07:59— Oui, oui, complètement. Il y avait des mises en baine, effectivement. Il faut savoir que la plupart des mobiliers de nos clients repartaient directement dans les baines
08:07mises en place par un organisme aussi qui a été mis en place par l'État, qui est Valdélia. C'était tout simplement et purement de la mise en baine, excepté
08:14quelques mobiliers où quelques acteurs un peu regardants connaissent un peu la valeur des choses et arrivaient à les récupérer pour ensuite derrière
08:20le remettre sur le marché. Mais la plupart de ces mobiliers-là partaient directement en baine.
08:24— Le gâchis, Greg Logan, il existe encore un peu ? Parce que tout le secteur s'est pas mis au circulaire, vous voyez ce que je veux dire ? Il est reconditionné.
08:31— Aujourd'hui, en fait, le réemploi, c'est à peu près 3,5% du marché. Donc il y a encore largement à faire. Les estimations... Je disais une étude d'un organisme d'études.
08:44Je sais pas si je peux le citer, donc je vais... — Allez-y. — Oui, Xerfi, pour le coup, qui disait que d'ici 3, 5 ans, c'est 30% de part de marché du réemploi.
08:52Donc il y a encore énormément d'évolution à venir sur la partie réemploi. Et ça passe par la démocratisation, ça passe par l'insertion, comme je disais tout à l'heure, dans les projets.
09:01— On recevait dans l'émission, l'invité, c'était Brune Poirson, ancienne ministre, à qui on doit la loi AGEC anti-gaspi pour une économie circulaire.

▶ [CONSIGNE]
Poursuivez la transcription de l'entretien sur le réemploi du mobilier en reprenant juste après sa dernière phrase.

Données de compréhension de documents
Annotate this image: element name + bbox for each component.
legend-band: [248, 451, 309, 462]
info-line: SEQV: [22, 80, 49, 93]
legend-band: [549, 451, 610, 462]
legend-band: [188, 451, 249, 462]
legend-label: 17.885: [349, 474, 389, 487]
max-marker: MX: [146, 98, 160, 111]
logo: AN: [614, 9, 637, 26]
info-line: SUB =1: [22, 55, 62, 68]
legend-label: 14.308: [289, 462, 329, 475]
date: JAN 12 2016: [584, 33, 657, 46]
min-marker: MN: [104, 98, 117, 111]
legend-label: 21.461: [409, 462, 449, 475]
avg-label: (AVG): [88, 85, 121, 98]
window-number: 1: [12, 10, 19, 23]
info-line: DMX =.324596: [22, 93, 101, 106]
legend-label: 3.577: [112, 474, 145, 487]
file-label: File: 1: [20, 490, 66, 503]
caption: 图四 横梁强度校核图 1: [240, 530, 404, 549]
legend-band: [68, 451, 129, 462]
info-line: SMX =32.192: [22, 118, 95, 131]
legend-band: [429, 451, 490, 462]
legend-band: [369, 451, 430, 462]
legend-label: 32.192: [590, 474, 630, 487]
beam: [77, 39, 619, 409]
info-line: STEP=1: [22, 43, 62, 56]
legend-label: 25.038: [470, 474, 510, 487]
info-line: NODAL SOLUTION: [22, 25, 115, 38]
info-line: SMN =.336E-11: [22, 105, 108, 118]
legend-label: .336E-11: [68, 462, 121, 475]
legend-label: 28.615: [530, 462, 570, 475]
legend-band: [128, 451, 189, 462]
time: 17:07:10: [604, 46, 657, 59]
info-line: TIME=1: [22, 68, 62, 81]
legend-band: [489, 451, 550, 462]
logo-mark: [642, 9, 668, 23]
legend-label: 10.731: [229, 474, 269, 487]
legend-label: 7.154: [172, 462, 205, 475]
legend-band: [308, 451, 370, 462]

▶ [VOTRE RÉPONSE]
09:10Votre secteur d'activité, il est concerné par cette loi ? — Pleinement. Pleinement, il est concerné par cette loi.
09:18Alors aujourd'hui, la loi AGEC concerne une partie un peu marginale, on va dire, des entreprises, enfin les organismes d'État. La vision plus large encore,
09:28parce que ça, c'est une directive franco-française, la loi AGEC. On a les directives CSRD qui viennent au niveau européen, où là, ça appuie encore plus sur le bouton.
09:38Donc la loi AGEC, oui, a mis une impulsion extrêmement positive sur le marché du réemploi, tout à fait.
09:44— Romain Verne, le fait d'intégrer finalement du mobilier reconditionné, c'est aussi bon pour la marque employeure ?
09:50Je me mets un peu à votre place quand vous vous retrouvez face à un client. — Complètement. Complètement, c'est bon pour la marque employeure,
09:55parce qu'il faut savoir qu'il y a une part aussi de – j'allais dire – sentiment vis-à-vis des collaborateurs sur du mobilier. Il y a un fonctionnement,
10:01il y a tout un fonctionnement interne de l'entreprise qui est lié à ce mobilier présent dans les locaux. Donc effectivement, remployer quelque chose...
10:11C'est aussi ça, le mobilier durable. C'est remployer des choses qui fonctionnent et qui est à l'image de l'entreprise. Changer pour changer n'a plus de sens.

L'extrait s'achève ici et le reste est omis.